> _STATED GOAL_:
Transcribe the material below exactly as it appears.

> _RECORDS FOR THE TASK_:
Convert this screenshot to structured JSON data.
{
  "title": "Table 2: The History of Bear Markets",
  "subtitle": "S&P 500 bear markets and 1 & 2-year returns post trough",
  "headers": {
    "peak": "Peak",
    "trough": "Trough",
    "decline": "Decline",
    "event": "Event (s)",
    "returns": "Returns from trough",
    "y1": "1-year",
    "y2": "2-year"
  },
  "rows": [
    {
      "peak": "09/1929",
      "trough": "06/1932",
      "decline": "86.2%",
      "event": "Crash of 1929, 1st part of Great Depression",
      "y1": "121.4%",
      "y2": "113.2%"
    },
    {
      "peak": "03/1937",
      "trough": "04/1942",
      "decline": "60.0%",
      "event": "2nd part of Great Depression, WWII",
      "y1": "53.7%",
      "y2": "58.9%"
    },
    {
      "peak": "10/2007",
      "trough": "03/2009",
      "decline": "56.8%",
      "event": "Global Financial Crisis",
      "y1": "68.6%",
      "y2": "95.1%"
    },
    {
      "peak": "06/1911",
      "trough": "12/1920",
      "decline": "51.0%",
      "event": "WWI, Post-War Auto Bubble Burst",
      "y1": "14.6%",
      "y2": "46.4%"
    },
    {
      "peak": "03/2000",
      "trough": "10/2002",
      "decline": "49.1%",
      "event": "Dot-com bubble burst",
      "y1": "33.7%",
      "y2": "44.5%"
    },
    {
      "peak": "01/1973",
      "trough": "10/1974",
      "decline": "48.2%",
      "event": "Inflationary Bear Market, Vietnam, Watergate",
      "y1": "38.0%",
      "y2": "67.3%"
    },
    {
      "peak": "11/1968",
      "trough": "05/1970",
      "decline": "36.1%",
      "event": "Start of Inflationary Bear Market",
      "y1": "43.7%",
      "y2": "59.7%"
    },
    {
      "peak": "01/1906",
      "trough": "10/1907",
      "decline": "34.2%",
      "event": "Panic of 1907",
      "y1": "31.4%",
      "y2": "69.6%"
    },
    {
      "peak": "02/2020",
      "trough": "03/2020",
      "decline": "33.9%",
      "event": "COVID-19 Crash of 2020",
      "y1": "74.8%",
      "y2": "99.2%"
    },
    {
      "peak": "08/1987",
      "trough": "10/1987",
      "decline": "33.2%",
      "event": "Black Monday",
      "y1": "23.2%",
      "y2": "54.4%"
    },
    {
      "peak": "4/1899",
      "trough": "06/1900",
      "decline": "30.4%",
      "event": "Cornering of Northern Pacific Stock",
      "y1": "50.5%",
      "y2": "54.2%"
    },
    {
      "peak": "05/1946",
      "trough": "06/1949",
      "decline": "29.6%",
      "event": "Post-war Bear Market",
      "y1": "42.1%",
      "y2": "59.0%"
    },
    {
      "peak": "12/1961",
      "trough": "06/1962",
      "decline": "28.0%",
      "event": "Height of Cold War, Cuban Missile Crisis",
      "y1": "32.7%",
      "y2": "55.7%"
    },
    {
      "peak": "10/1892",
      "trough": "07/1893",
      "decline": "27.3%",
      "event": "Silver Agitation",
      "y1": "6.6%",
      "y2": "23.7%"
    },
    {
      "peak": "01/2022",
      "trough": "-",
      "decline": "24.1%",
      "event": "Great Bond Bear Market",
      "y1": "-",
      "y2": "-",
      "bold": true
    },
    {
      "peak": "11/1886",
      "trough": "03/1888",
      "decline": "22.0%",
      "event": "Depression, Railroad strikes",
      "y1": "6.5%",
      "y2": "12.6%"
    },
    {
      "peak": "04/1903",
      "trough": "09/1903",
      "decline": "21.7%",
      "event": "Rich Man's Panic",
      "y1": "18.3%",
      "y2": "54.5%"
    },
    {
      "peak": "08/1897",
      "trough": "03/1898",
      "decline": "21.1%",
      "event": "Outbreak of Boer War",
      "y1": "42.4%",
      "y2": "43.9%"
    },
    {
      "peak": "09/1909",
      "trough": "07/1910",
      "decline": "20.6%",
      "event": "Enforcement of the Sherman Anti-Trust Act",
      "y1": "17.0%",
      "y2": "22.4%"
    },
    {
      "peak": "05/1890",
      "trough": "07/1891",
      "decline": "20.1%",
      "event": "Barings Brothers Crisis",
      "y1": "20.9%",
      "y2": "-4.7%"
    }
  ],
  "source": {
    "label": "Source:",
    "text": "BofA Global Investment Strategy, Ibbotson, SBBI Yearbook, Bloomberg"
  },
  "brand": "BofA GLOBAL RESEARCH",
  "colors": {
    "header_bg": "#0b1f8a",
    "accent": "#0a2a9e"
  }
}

> _ANSWER FOR THIS EXERCISE_:
Convert this screenshot to structured JSON data.
{
  "title": "Table 2: The History of Bear Markets",
  "subtitle": "S&P 500 bear markets and 1 & 2-year returns post trough",
  "headers": {
    "peak": "Peak",
    "trough": "Trough",
    "decline": "Decline",
    "event": "Event (s)",
    "returns": "Returns from trough",
    "y1": "1-year",
    "y2": "2-year"
  },
  "rows": [
    {
      "peak": "09/1929",
      "trough": "06/1932",
      "decline": "86.2%",
      "event": "Crash of 1929, 1st part of Great Depression",
      "y1": "121.4%",
      "y2": "113.2%"
    },
    {
      "peak": "03/1937",
      "trough": "04/1942",
      "decline": "60.0%",
      "event": "2nd part of Great Depression, WWII",
      "y1": "53.7%",
      "y2": "58.9%"
    },
    {
      "peak": "10/2007",
      "trough": "03/2009",
      "decline": "56.8%",
      "event": "Global Financial Crisis",
      "y1": "68.6%",
      "y2": "95.1%"
    },
    {
      "peak": "06/1911",
      "trough": "12/1920",
      "decline": "51.0%",
      "event": "WWI, Post-War Auto Bubble Burst",
      "y1": "14.6%",
      "y2": "46.4%"
    },
    {
      "peak": "03/2000",
      "trough": "10/2002",
      "decline": "49.1%",
      "event": "Dot-com bubble burst",
      "y1": "33.7%",
      "y2": "44.5%"
    },
    {
      "peak": "01/1973",
      "trough": "10/1974",
      "decline": "48.2%",
      "event": "Inflationary Bear Market, Vietnam, Watergate",
      "y1": "38.0%",
      "y2": "67.3%"
    },
    {
      "peak": "11/1968",
      "trough": "05/1970",
      "decline": "36.1%",
      "event": "Start of Inflationary Bear Market",
      "y1": "43.7%",
      "y2": "59.7%"
    },
    {
      "peak": "01/1906",
      "trough": "10/1907",
      "decline": "34.2%",
      "event": "Panic of 1907",
      "y1": "31.4%",
      "y2": "69.6%"
    },
    {
      "peak": "02/2020",
      "trough": "03/2020",
      "decline": "33.9%",
      "event": "COVID-19 Crash of 2020",
      "y1": "74.8%",
      "y2": "99.2%"
    },
    {
      "peak": "08/1987",
      "trough": "10/1987",
      "decline": "33.2%",
      "event": "Black Monday",
      "y1": "23.2%",
      "y2": "54.4%"
    },
    {
      "peak": "4/1899",
      "trough": "06/1900",
      "decline": "30.4%",
      "event": "Cornering of Northern Pacific Stock",
      "y1": "50.5%",
      "y2": "54.2%"
    },
    {
      "peak": "05/1946",
      "trough": "06/1949",
      "decline": "29.6%",
      "event": "Post-war Bear Market",
      "y1": "42.1%",
      "y2": "59.0%"
    },
    {
      "peak": "12/1961",
      "trough": "06/1962",
      "decline": "28.0%",
      "event": "Height of Cold War, Cuban Missile Crisis",
      "y1": "32.7%",
      "y2": "55.7%"
    },
    {
      "peak": "10/1892",
      "trough": "07/1893",
      "decline": "27.3%",
      "event": "Silver Agitation",
      "y1": "6.6%",
      "y2": "23.7%"
    },
    {
      "peak": "01/2022",
      "trough": "-",
      "decline": "24.1%",
      "event": "Great Bond Bear Market",
      "y1": "-",
      "y2": "-",
      "bold": true
    },
    {
      "peak": "11/1886",
      "trough": "03/1888",
      "decline": "22.0%",
      "event": "Depression, Railroad strikes",
      "y1": "6.5%",
      "y2": "12.6%"
    },
    {
      "peak": "04/1903",
      "trough": "09/1903",
      "decline": "21.7%",
      "event": "Rich Man's Panic",
      "y1": "18.3%",
      "y2": "54.5%"
    },
    {
      "peak": "08/1897",
      "trough": "03/1898",
      "decline": "21.1%",
      "event": "Outbreak of Boer War",
      "y1": "42.4%",
      "y2": "43.9%"
    },
    {
      "peak": "09/1909",
      "trough": "07/1910",
      "decline": "20.6%",
      "event": "Enforcement of the Sherman Anti-Trust Act",
      "y1": "17.0%",
      "y2": "22.4%"
    },
    {
      "peak": "05/1890",
      "trough": "07/1891",
      "decline": "20.1%",
      "event": "Barings Brothers Crisis",
      "y1": "20.9%",
      "y2": "-4.7%"
    }
  ],
  "source": {
    "label": "Source:",
    "text": "BofA Global Investment Strategy, Ibbotson, SBBI Yearbook, Bloomberg"
  },
  "brand": "BofA GLOBAL RESEARCH",
  "colors": {
    "header_bg": "#0b1f8a",
    "accent": "#0a2a9e"
  }
}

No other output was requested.